Dataset excerpt

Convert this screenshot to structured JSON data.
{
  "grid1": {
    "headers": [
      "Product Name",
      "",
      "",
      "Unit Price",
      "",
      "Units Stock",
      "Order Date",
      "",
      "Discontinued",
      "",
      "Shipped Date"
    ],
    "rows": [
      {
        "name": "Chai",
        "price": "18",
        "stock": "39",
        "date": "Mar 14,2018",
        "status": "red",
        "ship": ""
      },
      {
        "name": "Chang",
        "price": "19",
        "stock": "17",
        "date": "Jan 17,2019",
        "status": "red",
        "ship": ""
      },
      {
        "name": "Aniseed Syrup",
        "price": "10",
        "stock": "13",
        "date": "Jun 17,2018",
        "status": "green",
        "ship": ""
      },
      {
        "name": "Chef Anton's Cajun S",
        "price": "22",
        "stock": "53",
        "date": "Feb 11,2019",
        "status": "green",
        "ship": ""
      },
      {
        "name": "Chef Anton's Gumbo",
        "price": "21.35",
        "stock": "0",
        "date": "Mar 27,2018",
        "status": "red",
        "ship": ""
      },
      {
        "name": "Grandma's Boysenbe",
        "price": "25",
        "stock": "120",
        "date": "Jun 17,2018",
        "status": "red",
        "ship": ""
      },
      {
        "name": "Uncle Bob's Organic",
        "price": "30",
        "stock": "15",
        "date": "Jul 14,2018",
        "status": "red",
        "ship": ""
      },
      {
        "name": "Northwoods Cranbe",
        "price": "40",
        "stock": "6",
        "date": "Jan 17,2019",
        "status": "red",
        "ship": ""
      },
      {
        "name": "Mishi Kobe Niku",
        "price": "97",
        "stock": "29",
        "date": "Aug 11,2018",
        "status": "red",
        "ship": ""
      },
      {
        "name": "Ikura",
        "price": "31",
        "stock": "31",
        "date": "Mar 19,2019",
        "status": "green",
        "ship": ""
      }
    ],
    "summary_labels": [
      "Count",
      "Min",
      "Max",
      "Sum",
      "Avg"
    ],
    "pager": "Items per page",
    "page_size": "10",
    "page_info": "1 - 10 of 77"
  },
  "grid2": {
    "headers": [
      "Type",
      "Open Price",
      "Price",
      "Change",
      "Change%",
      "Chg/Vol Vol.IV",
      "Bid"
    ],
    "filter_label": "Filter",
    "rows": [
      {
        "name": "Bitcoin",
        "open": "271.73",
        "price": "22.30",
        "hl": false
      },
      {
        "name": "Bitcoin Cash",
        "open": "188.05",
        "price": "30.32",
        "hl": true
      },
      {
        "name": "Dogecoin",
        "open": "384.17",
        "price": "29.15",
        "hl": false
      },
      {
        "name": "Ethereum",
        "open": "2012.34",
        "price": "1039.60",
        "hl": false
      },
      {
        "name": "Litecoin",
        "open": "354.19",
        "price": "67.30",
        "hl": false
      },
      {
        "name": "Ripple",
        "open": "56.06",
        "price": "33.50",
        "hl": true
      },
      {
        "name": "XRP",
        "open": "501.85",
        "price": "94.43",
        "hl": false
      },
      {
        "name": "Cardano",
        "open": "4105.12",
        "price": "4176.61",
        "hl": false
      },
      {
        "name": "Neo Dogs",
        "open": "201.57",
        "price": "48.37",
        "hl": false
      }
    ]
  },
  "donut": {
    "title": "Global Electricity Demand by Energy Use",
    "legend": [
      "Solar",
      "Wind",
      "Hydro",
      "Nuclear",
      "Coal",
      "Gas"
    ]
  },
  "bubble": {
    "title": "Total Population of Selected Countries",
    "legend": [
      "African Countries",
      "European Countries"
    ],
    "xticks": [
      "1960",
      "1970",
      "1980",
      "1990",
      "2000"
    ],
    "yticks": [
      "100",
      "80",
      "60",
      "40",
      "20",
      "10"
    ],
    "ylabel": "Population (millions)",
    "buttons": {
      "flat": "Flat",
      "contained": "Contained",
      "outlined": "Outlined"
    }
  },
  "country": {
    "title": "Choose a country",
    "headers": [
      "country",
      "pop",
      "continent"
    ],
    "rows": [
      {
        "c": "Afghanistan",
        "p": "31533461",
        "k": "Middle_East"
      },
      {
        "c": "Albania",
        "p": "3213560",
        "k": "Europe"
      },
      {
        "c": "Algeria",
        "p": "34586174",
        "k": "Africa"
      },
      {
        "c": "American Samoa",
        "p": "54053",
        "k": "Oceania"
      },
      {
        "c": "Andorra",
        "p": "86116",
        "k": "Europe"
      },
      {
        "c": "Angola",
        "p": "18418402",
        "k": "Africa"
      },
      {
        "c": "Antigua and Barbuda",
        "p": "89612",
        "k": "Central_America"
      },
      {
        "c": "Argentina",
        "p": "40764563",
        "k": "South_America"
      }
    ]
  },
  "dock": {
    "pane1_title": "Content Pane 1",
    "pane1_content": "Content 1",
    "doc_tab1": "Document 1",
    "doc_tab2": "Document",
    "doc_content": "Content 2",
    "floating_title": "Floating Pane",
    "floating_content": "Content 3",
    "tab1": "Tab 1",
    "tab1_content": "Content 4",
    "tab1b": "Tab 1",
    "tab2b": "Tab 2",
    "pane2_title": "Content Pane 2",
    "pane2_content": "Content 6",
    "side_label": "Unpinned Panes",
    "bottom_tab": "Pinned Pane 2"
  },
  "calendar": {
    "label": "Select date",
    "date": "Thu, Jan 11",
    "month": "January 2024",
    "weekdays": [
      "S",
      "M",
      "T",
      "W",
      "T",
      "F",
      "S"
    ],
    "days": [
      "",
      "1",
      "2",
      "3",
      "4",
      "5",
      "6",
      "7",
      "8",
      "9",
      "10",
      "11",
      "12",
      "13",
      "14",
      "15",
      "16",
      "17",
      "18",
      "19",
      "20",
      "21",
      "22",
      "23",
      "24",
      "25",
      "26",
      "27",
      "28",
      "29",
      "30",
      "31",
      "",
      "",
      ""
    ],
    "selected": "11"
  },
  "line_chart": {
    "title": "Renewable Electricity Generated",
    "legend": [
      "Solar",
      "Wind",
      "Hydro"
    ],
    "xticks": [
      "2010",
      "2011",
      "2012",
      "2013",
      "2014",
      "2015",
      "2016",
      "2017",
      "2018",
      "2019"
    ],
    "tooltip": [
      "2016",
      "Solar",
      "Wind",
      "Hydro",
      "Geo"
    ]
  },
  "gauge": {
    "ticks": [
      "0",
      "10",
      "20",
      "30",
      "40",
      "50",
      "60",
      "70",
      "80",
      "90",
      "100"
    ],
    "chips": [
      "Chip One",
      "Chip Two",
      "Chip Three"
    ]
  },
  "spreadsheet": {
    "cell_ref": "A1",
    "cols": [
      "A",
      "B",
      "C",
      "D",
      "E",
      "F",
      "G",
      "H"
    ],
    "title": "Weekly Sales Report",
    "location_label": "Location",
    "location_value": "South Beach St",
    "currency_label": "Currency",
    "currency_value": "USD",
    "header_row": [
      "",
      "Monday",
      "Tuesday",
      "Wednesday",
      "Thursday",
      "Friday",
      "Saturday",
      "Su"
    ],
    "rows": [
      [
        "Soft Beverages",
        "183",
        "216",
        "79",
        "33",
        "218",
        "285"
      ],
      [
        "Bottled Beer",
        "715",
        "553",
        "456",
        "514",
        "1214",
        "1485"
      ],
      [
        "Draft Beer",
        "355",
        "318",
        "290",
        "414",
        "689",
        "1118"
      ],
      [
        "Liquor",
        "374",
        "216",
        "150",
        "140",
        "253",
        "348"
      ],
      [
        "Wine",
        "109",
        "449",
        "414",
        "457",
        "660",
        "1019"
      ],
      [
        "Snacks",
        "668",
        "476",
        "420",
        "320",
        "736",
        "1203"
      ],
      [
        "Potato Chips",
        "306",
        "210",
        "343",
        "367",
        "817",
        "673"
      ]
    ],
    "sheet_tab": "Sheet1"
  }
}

#### EXERCISE
Give the number of lines in the entries above that include the string "Content". No other output is expected.

#### SOLUTION
7